## Problem requirements
Retype the material word for word, starting with its first line and continuing through the line containing "data-point [688, 56, 699, 67]".

## Records

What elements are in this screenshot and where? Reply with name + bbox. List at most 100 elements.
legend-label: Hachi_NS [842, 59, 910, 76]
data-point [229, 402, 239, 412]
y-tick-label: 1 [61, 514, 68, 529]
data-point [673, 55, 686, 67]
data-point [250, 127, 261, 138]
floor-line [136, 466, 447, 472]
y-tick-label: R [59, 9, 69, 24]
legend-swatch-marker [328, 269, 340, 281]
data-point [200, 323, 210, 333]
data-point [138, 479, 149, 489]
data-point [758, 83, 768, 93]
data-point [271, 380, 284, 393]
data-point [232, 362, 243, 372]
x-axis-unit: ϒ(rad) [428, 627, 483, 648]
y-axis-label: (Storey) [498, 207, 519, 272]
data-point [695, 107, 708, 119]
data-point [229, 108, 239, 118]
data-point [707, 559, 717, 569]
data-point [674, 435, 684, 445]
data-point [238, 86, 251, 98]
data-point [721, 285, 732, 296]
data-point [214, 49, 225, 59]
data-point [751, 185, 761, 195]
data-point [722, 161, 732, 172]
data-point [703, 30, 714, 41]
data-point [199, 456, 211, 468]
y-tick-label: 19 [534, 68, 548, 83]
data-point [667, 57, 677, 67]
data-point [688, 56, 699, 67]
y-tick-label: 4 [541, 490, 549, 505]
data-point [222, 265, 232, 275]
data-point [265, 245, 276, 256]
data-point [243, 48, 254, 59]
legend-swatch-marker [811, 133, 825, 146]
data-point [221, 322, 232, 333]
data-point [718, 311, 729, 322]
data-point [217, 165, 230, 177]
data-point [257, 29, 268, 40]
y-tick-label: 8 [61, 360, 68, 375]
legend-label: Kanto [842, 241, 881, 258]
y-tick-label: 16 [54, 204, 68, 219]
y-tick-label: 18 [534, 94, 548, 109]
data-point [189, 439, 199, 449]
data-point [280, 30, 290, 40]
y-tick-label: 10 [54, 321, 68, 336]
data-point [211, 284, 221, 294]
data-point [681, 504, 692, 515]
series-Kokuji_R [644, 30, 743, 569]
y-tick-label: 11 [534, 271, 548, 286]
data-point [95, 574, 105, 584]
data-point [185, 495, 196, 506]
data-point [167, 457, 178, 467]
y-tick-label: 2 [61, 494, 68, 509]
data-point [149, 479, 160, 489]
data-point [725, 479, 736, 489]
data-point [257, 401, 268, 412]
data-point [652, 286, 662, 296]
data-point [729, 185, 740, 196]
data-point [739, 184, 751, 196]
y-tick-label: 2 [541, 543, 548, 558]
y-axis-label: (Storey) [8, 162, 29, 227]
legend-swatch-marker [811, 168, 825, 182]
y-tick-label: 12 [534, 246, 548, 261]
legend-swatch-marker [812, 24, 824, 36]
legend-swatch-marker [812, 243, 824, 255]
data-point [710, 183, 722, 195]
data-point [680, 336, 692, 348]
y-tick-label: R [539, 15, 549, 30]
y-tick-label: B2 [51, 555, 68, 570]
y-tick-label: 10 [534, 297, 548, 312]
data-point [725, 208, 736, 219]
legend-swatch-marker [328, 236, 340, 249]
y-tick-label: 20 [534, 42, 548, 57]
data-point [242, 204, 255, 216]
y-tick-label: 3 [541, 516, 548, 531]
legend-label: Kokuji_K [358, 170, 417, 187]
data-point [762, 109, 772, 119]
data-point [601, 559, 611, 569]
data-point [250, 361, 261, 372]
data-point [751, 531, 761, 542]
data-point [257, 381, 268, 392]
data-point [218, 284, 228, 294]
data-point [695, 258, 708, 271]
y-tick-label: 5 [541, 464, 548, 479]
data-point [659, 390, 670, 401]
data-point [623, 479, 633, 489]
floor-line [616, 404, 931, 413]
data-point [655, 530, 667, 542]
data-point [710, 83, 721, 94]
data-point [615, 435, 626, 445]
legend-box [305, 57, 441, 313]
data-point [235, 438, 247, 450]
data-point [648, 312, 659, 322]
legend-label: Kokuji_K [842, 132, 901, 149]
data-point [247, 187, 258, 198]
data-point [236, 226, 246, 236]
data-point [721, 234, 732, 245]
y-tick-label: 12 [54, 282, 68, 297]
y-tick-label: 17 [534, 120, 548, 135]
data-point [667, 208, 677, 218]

## Expected answer
What elements are in this screenshot and where? Reply with name + bbox. List at most 100 elements.
legend-label: Hachi_NS [842, 59, 910, 76]
data-point [229, 402, 239, 412]
y-tick-label: 1 [61, 514, 68, 529]
data-point [673, 55, 686, 67]
data-point [250, 127, 261, 138]
floor-line [136, 466, 447, 472]
y-tick-label: R [59, 9, 69, 24]
legend-swatch-marker [328, 269, 340, 281]
data-point [200, 323, 210, 333]
data-point [138, 479, 149, 489]
data-point [758, 83, 768, 93]
data-point [271, 380, 284, 393]
data-point [232, 362, 243, 372]
x-axis-unit: ϒ(rad) [428, 627, 483, 648]
y-axis-label: (Storey) [498, 207, 519, 272]
data-point [695, 107, 708, 119]
data-point [229, 108, 239, 118]
data-point [707, 559, 717, 569]
data-point [674, 435, 684, 445]
data-point [238, 86, 251, 98]
data-point [721, 285, 732, 296]
data-point [214, 49, 225, 59]
data-point [751, 185, 761, 195]
data-point [722, 161, 732, 172]
data-point [703, 30, 714, 41]
data-point [199, 456, 211, 468]
y-tick-label: 19 [534, 68, 548, 83]
data-point [667, 57, 677, 67]
data-point [688, 56, 699, 67]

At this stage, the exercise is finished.